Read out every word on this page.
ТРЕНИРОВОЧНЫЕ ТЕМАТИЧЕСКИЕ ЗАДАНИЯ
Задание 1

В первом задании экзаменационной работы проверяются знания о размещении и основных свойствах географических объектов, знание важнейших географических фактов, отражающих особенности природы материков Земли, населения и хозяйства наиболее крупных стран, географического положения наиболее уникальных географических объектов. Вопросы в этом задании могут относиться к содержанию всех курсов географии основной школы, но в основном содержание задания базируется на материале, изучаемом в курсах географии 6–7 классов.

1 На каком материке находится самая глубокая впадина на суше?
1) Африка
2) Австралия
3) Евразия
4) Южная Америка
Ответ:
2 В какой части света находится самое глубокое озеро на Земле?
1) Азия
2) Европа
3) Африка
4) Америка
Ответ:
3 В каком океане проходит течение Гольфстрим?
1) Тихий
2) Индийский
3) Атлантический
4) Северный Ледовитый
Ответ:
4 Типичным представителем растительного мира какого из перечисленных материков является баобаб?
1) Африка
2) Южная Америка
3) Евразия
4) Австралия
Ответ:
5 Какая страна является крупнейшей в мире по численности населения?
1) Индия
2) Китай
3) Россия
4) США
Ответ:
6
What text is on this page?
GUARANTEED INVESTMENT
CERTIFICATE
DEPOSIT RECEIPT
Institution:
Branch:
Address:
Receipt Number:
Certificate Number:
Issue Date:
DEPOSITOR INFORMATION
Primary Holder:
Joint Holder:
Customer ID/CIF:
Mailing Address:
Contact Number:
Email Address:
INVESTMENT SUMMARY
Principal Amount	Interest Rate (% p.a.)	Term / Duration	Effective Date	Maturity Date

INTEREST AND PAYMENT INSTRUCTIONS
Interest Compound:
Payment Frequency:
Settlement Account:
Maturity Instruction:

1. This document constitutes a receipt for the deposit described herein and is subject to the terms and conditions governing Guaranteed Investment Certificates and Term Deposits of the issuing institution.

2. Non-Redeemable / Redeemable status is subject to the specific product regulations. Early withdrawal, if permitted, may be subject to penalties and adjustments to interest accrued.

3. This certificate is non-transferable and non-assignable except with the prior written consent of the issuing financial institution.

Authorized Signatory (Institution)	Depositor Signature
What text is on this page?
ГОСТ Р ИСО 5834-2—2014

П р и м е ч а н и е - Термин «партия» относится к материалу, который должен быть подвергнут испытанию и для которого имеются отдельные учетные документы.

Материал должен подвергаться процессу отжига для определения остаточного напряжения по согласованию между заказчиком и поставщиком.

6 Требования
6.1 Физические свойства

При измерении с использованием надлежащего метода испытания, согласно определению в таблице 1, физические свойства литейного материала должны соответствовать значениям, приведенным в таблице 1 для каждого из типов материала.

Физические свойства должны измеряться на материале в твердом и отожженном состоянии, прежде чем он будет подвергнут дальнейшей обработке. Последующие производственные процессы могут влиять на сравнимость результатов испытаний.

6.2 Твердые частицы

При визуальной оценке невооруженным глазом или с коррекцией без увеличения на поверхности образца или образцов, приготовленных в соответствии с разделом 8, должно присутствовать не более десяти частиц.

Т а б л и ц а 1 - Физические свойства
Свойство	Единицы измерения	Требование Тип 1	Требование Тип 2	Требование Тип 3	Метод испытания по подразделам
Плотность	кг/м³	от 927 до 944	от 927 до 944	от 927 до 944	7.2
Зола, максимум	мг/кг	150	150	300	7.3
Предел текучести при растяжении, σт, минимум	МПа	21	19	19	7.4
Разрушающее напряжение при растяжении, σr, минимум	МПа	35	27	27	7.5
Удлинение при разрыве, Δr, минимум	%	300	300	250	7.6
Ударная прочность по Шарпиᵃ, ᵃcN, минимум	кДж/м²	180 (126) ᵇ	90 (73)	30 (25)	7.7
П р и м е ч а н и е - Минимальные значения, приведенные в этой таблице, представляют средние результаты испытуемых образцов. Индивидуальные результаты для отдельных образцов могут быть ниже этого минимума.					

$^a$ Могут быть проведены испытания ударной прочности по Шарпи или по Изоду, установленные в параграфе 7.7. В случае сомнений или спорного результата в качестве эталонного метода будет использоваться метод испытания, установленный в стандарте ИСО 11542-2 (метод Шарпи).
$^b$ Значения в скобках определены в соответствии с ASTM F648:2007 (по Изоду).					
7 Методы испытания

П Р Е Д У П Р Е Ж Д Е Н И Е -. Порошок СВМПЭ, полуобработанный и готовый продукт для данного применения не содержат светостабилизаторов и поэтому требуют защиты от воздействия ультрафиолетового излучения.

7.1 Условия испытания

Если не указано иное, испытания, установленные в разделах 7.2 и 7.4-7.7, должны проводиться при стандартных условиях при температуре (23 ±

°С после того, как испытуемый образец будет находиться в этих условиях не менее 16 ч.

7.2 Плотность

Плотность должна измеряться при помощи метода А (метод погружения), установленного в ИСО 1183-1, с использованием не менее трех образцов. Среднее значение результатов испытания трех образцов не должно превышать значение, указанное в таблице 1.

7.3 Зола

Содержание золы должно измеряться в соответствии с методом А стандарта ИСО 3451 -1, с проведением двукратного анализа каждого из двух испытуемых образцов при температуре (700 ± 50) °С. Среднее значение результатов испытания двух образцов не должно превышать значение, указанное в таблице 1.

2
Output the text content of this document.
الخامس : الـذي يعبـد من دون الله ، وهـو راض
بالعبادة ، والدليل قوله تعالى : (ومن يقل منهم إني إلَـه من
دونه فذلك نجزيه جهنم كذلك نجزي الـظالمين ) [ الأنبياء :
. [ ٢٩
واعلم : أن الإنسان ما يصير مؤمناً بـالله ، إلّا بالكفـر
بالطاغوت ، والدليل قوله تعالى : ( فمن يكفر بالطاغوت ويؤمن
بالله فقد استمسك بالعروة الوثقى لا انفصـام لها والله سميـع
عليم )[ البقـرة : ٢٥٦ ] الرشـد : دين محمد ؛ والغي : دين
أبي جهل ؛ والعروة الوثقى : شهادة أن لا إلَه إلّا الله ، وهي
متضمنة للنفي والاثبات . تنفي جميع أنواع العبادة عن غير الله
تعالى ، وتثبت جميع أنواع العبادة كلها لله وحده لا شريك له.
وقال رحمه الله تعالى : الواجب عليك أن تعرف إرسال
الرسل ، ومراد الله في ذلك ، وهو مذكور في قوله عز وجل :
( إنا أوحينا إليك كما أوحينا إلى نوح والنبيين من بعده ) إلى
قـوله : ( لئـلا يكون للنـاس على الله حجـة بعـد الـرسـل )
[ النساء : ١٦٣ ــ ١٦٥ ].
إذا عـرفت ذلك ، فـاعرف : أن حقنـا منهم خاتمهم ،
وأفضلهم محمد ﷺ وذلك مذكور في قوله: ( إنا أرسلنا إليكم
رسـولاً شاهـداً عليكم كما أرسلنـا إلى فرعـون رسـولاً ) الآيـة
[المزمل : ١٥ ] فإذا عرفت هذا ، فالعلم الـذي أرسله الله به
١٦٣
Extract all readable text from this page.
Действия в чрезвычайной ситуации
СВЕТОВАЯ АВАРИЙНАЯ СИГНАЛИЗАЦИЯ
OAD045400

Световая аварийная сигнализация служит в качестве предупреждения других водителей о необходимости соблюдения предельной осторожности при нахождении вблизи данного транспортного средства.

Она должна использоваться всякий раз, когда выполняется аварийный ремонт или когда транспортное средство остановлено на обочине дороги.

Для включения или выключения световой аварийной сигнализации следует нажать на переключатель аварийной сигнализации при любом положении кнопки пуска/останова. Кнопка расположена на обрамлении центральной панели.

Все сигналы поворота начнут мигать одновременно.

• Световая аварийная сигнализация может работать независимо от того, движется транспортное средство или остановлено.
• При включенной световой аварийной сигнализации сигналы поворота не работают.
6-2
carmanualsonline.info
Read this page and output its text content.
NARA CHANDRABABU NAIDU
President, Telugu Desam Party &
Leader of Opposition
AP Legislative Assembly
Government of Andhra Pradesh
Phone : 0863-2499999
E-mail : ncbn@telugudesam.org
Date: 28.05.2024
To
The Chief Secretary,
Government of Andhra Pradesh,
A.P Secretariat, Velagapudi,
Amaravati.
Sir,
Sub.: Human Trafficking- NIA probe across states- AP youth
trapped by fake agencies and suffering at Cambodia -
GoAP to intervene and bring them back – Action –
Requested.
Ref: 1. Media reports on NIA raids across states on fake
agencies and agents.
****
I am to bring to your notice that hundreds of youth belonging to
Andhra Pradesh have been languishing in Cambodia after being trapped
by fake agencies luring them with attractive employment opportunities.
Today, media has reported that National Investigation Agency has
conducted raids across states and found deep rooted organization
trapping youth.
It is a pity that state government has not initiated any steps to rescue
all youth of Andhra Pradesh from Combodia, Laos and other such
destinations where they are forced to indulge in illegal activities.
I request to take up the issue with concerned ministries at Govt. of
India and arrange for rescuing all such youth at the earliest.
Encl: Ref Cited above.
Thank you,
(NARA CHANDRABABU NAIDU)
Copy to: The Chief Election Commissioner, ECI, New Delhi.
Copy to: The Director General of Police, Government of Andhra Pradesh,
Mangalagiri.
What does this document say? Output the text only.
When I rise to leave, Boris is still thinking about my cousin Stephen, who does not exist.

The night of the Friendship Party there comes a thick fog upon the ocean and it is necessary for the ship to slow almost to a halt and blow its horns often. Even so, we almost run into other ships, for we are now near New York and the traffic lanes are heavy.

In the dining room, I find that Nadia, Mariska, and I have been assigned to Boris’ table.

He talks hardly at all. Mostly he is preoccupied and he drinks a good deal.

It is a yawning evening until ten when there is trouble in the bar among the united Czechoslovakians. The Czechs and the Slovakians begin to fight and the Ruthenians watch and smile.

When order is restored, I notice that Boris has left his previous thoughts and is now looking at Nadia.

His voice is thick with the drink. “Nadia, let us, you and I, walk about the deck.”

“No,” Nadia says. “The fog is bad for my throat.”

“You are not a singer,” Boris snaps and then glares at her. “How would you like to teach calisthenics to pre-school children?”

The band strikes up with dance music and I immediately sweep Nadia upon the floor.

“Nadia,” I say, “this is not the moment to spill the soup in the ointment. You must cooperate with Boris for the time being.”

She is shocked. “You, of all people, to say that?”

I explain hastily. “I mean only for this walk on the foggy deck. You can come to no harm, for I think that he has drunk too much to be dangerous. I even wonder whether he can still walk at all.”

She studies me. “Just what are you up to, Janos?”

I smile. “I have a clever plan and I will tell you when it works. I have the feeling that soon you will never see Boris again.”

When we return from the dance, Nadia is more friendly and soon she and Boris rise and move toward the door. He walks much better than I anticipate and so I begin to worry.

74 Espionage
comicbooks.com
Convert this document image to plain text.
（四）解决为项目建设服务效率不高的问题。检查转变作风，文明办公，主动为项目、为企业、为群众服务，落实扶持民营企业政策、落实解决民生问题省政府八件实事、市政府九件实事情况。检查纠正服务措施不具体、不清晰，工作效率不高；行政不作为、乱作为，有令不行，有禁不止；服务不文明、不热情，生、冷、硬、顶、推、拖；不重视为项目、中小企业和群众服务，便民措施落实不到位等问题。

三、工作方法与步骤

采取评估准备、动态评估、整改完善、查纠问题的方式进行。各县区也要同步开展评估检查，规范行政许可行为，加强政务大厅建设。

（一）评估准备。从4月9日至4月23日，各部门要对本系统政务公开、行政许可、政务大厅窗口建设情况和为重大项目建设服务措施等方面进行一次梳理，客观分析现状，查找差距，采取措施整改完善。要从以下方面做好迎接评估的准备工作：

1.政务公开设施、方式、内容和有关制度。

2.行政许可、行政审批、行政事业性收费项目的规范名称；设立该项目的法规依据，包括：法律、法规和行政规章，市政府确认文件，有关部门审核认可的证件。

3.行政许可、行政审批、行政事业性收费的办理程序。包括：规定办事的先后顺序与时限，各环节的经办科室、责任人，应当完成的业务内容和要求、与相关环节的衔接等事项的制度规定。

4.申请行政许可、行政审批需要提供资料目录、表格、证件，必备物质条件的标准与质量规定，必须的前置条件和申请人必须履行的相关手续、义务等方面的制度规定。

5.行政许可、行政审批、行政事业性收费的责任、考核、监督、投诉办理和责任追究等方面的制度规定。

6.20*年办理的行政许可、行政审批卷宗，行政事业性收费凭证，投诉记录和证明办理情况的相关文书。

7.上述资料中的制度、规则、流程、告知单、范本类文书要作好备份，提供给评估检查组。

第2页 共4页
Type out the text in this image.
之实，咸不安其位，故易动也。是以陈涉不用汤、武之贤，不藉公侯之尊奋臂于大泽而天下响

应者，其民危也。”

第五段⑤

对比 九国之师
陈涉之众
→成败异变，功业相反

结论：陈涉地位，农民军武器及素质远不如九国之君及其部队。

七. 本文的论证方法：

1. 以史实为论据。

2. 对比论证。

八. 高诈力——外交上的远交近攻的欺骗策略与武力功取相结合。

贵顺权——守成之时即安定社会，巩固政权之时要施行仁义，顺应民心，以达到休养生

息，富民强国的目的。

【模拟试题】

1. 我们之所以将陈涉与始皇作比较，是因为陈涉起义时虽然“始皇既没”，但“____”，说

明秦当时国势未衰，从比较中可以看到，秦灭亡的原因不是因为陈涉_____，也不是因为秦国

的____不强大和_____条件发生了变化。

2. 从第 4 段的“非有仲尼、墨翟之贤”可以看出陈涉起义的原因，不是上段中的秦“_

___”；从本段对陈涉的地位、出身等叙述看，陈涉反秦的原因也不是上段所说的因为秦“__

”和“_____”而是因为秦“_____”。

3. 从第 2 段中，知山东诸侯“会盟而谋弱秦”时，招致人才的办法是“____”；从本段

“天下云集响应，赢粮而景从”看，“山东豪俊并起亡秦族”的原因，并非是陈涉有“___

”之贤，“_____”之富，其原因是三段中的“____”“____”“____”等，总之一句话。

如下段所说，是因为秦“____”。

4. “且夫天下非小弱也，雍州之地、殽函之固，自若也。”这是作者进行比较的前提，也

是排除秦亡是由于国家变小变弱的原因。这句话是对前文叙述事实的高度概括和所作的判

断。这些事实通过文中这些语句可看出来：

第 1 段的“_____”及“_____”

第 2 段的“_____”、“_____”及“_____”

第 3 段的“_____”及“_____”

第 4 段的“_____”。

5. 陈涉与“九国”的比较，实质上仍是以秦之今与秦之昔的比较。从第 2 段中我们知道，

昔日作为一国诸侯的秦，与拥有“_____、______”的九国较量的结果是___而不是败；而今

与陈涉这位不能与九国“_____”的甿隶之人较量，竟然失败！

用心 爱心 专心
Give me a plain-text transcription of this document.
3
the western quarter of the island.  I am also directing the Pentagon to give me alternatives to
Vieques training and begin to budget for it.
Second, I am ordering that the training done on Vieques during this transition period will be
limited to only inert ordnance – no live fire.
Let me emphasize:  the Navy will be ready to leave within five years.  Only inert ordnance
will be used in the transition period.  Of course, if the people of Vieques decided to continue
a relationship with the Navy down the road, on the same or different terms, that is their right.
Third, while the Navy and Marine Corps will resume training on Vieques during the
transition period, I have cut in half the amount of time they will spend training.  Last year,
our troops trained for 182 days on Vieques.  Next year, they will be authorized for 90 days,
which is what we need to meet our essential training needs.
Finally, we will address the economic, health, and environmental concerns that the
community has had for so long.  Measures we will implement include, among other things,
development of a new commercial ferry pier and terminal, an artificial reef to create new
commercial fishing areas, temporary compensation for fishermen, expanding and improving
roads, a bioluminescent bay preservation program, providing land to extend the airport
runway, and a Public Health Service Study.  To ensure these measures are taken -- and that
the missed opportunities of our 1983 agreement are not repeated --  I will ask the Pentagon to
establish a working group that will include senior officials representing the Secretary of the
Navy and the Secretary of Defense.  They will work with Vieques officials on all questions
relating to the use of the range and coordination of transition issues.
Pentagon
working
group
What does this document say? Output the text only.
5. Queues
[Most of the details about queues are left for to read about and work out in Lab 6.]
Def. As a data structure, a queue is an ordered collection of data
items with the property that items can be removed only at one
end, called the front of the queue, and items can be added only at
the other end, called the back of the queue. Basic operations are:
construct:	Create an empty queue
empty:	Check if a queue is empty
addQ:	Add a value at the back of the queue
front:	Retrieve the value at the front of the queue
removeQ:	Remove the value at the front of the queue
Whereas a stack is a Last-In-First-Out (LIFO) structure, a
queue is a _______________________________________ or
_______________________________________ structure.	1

### Requirements
Identify each line holding the string "left", and copy it out.

### Full output
When order is restored, I notice that Boris has left his previous thoughts and is now looking at Nadia.
[Most of the details about queues are left for to read about and work out in Lab 6.]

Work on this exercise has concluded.